Data:
>>>>

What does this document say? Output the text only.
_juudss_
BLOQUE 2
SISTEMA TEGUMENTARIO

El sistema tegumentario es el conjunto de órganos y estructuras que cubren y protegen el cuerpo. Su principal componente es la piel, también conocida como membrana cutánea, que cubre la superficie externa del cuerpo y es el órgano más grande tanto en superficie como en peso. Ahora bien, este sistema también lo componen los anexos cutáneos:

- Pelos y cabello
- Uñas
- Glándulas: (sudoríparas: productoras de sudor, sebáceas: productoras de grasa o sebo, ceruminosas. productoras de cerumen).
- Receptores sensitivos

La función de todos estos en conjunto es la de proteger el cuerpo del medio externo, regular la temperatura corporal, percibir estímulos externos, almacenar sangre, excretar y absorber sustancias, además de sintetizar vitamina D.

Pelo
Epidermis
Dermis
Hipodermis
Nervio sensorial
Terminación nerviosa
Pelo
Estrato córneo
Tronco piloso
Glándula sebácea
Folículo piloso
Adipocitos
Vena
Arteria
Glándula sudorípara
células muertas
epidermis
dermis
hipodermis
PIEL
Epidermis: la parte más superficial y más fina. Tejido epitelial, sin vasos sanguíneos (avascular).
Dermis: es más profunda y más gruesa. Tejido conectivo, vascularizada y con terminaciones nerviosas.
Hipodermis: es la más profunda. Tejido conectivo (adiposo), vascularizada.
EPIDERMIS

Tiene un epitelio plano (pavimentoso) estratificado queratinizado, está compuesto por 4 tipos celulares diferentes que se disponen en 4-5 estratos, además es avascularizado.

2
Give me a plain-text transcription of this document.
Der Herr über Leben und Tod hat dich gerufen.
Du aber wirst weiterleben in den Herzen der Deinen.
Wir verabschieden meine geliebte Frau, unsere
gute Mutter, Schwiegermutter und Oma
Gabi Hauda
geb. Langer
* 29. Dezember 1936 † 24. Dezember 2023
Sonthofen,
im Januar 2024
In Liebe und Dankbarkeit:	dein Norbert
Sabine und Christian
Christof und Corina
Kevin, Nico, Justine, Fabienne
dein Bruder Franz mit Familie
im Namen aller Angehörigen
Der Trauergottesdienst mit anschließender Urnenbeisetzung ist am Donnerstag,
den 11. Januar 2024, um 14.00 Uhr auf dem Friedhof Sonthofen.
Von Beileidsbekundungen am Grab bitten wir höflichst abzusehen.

<<<<

Objective: Exactly as written, please output every entry.

Solution for this task:
What does this document say? Output the text only.
_juudss_
BLOQUE 2
SISTEMA TEGUMENTARIO

El sistema tegumentario es el conjunto de órganos y estructuras que cubren y protegen el cuerpo. Su principal componente es la piel, también conocida como membrana cutánea, que cubre la superficie externa del cuerpo y es el órgano más grande tanto en superficie como en peso. Ahora bien, este sistema también lo componen los anexos cutáneos:

- Pelos y cabello
- Uñas
- Glándulas: (sudoríparas: productoras de sudor, sebáceas: productoras de grasa o sebo, ceruminosas. productoras de cerumen).
- Receptores sensitivos

La función de todos estos en conjunto es la de proteger el cuerpo del medio externo, regular la temperatura corporal, percibir estímulos externos, almacenar sangre, excretar y absorber sustancias, además de sintetizar vitamina D.

Pelo
Epidermis
Dermis
Hipodermis
Nervio sensorial
Terminación nerviosa
Pelo
Estrato córneo
Tronco piloso
Glándula sebácea
Folículo piloso
Adipocitos
Vena
Arteria
Glándula sudorípara
células muertas
epidermis
dermis
hipodermis
PIEL
Epidermis: la parte más superficial y más fina. Tejido epitelial, sin vasos sanguíneos (avascular).
Dermis: es más profunda y más gruesa. Tejido conectivo, vascularizada y con terminaciones nerviosas.
Hipodermis: es la más profunda. Tejido conectivo (adiposo), vascularizada.
EPIDERMIS

Tiene un epitelio plano (pavimentoso) estratificado queratinizado, está compuesto por 4 tipos celulares diferentes que se disponen en 4-5 estratos, además es avascularizado.

2
Give me a plain-text transcription of this document.
Der Herr über Leben und Tod hat dich gerufen.
Du aber wirst weiterleben in den Herzen der Deinen.
Wir verabschieden meine geliebte Frau, unsere
gute Mutter, Schwiegermutter und Oma
Gabi Hauda
geb. Langer
* 29. Dezember 1936 † 24. Dezember 2023
Sonthofen,
im Januar 2024
In Liebe und Dankbarkeit:	dein Norbert
Sabine und Christian
Christof und Corina
Kevin, Nico, Justine, Fabienne
dein Bruder Franz mit Familie
im Namen aller Angehörigen
Der Trauergottesdienst mit anschließender Urnenbeisetzung ist am Donnerstag,
den 11. Januar 2024, um 14.00 Uhr auf dem Friedhof Sonthofen.
Von Beileidsbekundungen am Grab bitten wir höflichst abzusehen.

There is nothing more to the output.